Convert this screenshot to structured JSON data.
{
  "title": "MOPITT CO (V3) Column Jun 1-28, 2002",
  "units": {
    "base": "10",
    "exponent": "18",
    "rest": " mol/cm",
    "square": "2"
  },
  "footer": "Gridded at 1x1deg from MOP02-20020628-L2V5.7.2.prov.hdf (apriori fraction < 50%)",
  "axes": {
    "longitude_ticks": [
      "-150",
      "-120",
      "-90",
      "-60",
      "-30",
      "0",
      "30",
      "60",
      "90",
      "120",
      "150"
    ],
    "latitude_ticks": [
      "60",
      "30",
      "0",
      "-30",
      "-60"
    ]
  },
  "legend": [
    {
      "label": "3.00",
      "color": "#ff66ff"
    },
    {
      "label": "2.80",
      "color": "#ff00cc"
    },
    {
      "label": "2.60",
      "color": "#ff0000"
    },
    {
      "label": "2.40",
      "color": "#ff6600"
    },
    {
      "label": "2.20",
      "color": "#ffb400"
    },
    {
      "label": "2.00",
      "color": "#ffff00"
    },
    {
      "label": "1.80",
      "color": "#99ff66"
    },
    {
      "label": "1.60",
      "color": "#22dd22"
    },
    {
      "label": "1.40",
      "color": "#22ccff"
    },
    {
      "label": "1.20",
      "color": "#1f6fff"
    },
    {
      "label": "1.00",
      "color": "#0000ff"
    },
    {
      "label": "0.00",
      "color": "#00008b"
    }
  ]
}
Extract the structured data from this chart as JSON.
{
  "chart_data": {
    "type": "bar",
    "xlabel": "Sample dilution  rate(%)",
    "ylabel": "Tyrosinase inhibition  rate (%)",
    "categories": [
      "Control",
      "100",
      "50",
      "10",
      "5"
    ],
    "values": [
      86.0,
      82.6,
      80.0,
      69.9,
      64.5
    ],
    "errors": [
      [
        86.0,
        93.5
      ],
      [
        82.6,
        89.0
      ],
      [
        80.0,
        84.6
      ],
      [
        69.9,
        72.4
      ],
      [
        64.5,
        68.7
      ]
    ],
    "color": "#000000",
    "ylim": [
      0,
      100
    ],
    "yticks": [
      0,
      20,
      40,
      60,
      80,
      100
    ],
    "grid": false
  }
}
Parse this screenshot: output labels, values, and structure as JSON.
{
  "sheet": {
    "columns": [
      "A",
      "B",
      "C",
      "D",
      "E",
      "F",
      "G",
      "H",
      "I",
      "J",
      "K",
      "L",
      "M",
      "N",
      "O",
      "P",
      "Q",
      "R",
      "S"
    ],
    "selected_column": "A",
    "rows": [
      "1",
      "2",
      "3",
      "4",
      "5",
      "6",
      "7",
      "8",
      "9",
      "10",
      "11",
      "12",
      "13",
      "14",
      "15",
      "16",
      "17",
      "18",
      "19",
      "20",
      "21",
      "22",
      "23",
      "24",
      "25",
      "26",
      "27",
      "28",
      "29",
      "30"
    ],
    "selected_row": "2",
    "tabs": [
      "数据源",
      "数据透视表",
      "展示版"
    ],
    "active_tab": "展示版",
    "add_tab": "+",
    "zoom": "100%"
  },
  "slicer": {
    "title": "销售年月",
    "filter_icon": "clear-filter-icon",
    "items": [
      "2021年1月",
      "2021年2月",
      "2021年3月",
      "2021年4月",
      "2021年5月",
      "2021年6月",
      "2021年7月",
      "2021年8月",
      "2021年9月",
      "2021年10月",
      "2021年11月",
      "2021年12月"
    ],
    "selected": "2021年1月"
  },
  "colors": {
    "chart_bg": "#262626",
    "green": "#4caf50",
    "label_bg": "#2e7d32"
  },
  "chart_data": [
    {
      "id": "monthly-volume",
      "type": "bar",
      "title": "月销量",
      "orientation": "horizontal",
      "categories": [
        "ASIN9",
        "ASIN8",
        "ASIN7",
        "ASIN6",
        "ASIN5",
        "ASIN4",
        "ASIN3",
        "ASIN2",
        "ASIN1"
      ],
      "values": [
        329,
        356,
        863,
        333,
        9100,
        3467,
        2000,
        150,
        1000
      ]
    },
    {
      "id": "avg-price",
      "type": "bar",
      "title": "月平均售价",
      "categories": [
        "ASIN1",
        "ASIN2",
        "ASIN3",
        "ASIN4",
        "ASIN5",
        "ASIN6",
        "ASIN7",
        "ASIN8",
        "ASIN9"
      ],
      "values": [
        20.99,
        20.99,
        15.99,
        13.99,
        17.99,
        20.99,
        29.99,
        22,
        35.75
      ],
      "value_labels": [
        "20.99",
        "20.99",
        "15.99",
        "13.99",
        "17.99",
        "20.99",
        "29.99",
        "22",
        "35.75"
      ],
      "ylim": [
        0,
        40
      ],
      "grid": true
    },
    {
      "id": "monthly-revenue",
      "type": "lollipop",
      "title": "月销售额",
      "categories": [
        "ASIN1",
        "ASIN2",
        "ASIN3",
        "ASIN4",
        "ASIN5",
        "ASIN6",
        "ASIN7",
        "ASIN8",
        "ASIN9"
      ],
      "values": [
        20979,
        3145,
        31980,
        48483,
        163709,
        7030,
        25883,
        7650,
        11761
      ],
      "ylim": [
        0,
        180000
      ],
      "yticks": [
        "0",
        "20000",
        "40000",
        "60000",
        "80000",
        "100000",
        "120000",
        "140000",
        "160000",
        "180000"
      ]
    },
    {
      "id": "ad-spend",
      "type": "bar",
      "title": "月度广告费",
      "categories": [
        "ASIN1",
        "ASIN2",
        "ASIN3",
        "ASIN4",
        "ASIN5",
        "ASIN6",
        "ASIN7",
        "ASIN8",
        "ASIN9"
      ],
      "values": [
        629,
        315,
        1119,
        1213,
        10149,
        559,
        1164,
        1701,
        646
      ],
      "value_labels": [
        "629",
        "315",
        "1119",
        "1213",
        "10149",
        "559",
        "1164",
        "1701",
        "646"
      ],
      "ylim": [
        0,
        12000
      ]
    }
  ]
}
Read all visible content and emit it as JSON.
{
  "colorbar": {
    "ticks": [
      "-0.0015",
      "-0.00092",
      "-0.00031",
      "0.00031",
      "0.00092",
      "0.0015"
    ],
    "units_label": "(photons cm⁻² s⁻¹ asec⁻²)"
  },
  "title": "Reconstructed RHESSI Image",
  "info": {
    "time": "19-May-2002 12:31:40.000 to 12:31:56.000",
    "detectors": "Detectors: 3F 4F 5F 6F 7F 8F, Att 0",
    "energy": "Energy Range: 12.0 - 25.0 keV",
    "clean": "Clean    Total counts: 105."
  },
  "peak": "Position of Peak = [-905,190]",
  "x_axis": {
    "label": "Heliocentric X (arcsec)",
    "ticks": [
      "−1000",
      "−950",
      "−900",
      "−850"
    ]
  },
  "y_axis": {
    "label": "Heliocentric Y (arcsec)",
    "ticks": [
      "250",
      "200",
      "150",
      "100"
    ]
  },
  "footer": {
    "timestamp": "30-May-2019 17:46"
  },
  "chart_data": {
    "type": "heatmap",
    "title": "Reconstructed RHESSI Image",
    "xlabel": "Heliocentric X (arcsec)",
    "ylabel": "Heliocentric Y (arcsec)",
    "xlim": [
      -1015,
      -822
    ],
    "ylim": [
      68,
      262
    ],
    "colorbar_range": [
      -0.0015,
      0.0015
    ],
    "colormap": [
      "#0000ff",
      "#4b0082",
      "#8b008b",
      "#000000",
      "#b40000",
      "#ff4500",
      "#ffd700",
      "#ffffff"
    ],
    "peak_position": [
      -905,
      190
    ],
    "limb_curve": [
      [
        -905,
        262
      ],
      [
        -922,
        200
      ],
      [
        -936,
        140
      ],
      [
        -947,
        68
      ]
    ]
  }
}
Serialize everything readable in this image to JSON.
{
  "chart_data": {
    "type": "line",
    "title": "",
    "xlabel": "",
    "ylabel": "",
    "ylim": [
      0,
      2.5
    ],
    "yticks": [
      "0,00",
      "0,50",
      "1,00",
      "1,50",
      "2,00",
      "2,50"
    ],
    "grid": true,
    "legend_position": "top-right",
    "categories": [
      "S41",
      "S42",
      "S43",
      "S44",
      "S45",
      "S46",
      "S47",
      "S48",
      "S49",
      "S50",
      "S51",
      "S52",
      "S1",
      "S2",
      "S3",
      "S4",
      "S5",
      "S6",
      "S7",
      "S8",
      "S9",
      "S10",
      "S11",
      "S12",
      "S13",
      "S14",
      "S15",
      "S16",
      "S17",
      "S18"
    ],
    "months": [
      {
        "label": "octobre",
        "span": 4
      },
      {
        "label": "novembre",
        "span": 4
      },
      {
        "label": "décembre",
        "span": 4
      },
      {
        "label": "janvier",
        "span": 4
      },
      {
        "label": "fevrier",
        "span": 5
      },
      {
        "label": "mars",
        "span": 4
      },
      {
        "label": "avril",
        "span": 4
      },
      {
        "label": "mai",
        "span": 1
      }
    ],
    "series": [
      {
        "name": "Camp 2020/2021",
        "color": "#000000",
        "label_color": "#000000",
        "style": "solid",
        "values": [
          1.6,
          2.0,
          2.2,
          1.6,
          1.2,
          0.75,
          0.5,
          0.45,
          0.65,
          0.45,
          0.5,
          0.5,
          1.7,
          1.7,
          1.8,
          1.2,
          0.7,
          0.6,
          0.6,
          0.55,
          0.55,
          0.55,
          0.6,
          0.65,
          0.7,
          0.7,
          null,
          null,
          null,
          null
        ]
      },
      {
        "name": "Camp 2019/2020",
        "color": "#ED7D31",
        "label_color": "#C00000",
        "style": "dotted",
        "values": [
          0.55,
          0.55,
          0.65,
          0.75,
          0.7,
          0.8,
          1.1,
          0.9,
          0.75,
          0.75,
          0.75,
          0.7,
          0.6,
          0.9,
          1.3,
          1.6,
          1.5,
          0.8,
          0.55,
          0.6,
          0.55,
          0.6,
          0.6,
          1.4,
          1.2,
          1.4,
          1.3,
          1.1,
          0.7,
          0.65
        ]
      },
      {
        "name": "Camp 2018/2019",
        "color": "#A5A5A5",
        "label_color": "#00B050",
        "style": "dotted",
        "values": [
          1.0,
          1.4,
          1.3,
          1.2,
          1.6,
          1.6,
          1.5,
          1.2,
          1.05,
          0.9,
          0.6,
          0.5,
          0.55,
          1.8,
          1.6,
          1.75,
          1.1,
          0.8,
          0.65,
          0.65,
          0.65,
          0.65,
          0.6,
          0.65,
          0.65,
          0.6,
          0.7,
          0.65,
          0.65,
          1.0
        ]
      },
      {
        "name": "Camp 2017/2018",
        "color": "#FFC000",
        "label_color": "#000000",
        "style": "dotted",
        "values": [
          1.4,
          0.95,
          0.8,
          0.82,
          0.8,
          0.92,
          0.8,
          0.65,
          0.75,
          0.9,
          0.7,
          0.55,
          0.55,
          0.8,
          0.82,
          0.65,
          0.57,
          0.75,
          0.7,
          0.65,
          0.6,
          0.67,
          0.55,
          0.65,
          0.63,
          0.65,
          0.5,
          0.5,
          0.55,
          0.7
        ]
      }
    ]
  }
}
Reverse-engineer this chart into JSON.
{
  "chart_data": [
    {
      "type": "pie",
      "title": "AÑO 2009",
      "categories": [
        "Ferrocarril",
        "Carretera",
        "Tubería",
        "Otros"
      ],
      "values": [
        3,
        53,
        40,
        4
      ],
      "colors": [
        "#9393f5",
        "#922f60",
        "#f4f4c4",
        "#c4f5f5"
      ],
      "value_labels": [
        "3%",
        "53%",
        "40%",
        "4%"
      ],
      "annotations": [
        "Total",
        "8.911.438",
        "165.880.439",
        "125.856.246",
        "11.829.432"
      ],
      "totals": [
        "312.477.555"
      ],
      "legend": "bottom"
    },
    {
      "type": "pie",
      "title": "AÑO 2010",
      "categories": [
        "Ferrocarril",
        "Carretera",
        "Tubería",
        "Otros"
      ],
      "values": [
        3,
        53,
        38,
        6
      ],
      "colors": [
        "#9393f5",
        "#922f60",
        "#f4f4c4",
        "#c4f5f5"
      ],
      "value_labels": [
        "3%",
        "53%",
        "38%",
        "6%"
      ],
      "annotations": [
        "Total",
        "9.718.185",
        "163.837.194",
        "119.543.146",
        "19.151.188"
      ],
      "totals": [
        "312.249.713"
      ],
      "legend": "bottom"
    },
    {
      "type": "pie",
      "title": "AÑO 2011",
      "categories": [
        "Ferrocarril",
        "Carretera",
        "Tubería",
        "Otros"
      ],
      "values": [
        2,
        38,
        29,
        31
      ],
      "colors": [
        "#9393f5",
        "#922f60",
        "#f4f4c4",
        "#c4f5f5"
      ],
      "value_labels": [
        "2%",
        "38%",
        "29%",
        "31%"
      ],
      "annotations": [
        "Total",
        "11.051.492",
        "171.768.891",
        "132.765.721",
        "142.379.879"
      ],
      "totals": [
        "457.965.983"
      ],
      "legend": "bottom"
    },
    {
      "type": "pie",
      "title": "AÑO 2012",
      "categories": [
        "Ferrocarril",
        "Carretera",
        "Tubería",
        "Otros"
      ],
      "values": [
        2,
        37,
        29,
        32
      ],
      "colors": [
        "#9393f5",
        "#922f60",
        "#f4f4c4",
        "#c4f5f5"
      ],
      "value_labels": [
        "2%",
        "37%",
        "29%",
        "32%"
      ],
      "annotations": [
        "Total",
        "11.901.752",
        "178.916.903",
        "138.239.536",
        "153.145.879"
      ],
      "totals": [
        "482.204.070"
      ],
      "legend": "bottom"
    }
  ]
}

→ **WHAT YOU SHOULD DO**: Pull out each line of the records holding the string "ylabel".

→ **SOLUTION FOR THIS PROBLEM**:
    "ylabel": "Tyrosinase inhibition  rate (%)",
    "ylabel": "Heliocentric Y (arcsec)",
    "ylabel": "",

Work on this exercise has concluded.